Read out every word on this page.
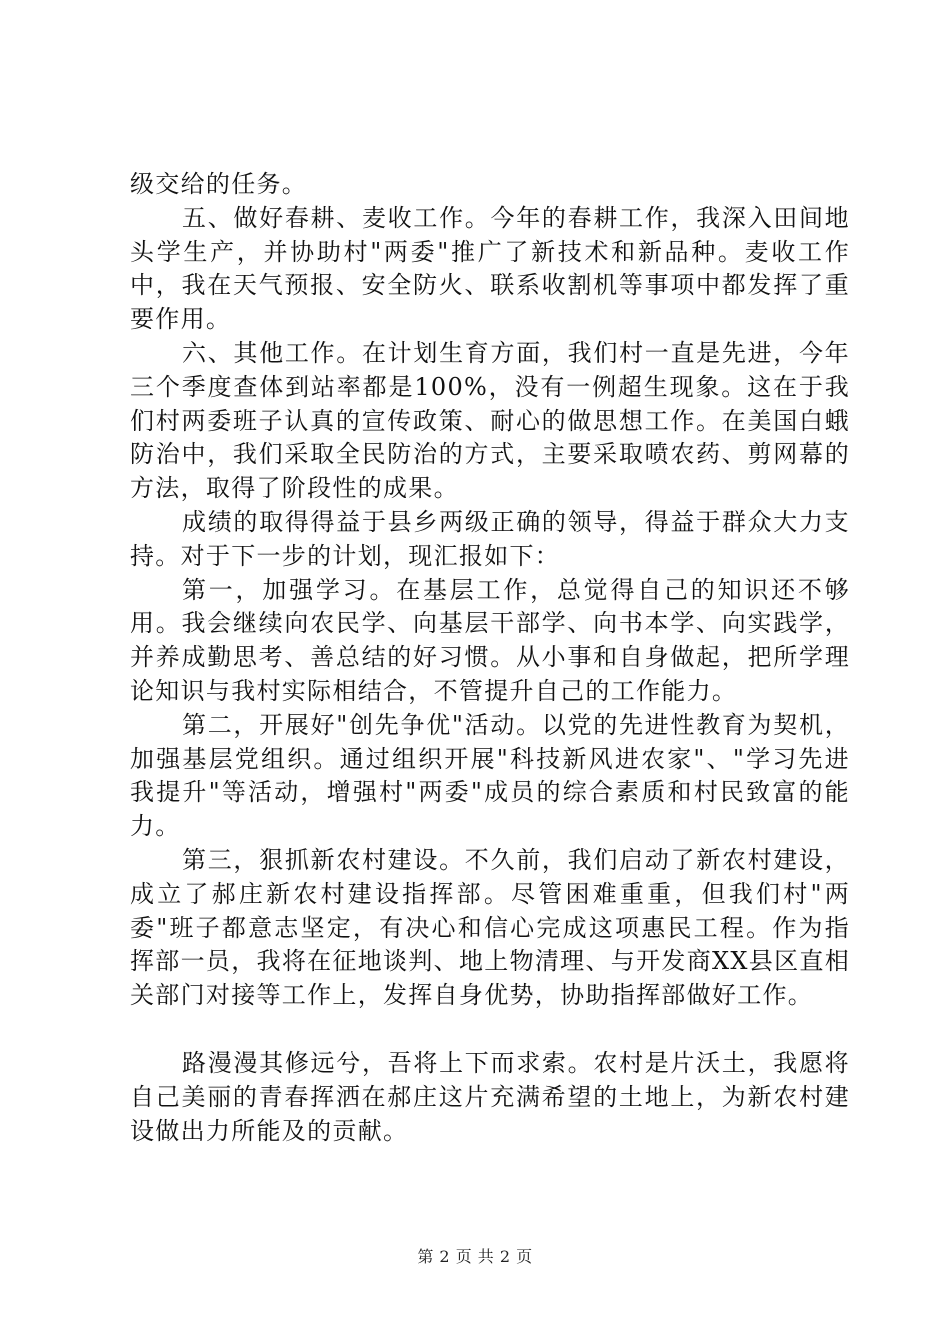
级交给的任务。

五、做好春耕、麦收工作。今年的春耕工作，我深入田间地头学生产，并协助村"两委"推广了新技术和新品种。麦收工作中，我在天气预报、安全防火、联系收割机等事项中都发挥了重要作用。

六、其他工作。在计划生育方面，我们村一直是先进，今年三个季度查体到站率都是100%，没有一例超生现象。这在于我们村两委班子认真的宣传政策、耐心的做思想工作。在美国白蛾防治中，我们采取全民防治的方式，主要采取喷农药、剪网幕的方法，取得了阶段性的成果。

成绩的取得得益于县乡两级正确的领导，得益于群众大力支持。对于下一步的计划，现汇报如下：

第一，加强学习。在基层工作，总觉得自己的知识还不够用。我会继续向农民学、向基层干部学、向书本学、向实践学，并养成勤思考、善总结的好习惯。从小事和自身做起，把所学理论知识与我村实际相结合，不管提升自己的工作能力。

第二，开展好"创先争优"活动。以党的先进性教育为契机，加强基层党组织。通过组织开展"科技新风进农家"、"学习先进我提升"等活动，增强村"两委"成员的综合素质和村民致富的能力。

第三，狠抓新农村建设。不久前，我们启动了新农村建设，成立了郝庄新农村建设指挥部。尽管困难重重，但我们村"两委"班子都意志坚定，有决心和信心完成这项惠民工程。作为指挥部一员，我将在征地谈判、地上物清理、与开发商XX县区直相关部门对接等工作上，发挥自身优势，协助指挥部做好工作。

路漫漫其修远兮，吾将上下而求索。农村是片沃土，我愿将自己美丽的青春挥洒在郝庄这片充满希望的土地上，为新农村建设做出力所能及的贡献。

第 2 页 共 2 页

STATED PROBLEM:
Transcribe the records above verbatim. Do not carry over any picture.

RESPONSE:
Read out every word on this page.
级交给的任务。

五、做好春耕、麦收工作。今年的春耕工作，我深入田间地头学生产，并协助村"两委"推广了新技术和新品种。麦收工作中，我在天气预报、安全防火、联系收割机等事项中都发挥了重要作用。

六、其他工作。在计划生育方面，我们村一直是先进，今年三个季度查体到站率都是100%，没有一例超生现象。这在于我们村两委班子认真的宣传政策、耐心的做思想工作。在美国白蛾防治中，我们采取全民防治的方式，主要采取喷农药、剪网幕的方法，取得了阶段性的成果。

成绩的取得得益于县乡两级正确的领导，得益于群众大力支持。对于下一步的计划，现汇报如下：

第一，加强学习。在基层工作，总觉得自己的知识还不够用。我会继续向农民学、向基层干部学、向书本学、向实践学，并养成勤思考、善总结的好习惯。从小事和自身做起，把所学理论知识与我村实际相结合，不管提升自己的工作能力。

第二，开展好"创先争优"活动。以党的先进性教育为契机，加强基层党组织。通过组织开展"科技新风进农家"、"学习先进我提升"等活动，增强村"两委"成员的综合素质和村民致富的能力。

第三，狠抓新农村建设。不久前，我们启动了新农村建设，成立了郝庄新农村建设指挥部。尽管困难重重，但我们村"两委"班子都意志坚定，有决心和信心完成这项惠民工程。作为指挥部一员，我将在征地谈判、地上物清理、与开发商XX县区直相关部门对接等工作上，发挥自身优势，协助指挥部做好工作。

路漫漫其修远兮，吾将上下而求索。农村是片沃土，我愿将自己美丽的青春挥洒在郝庄这片充满希望的土地上，为新农村建设做出力所能及的贡献。

第 2 页 共 2 页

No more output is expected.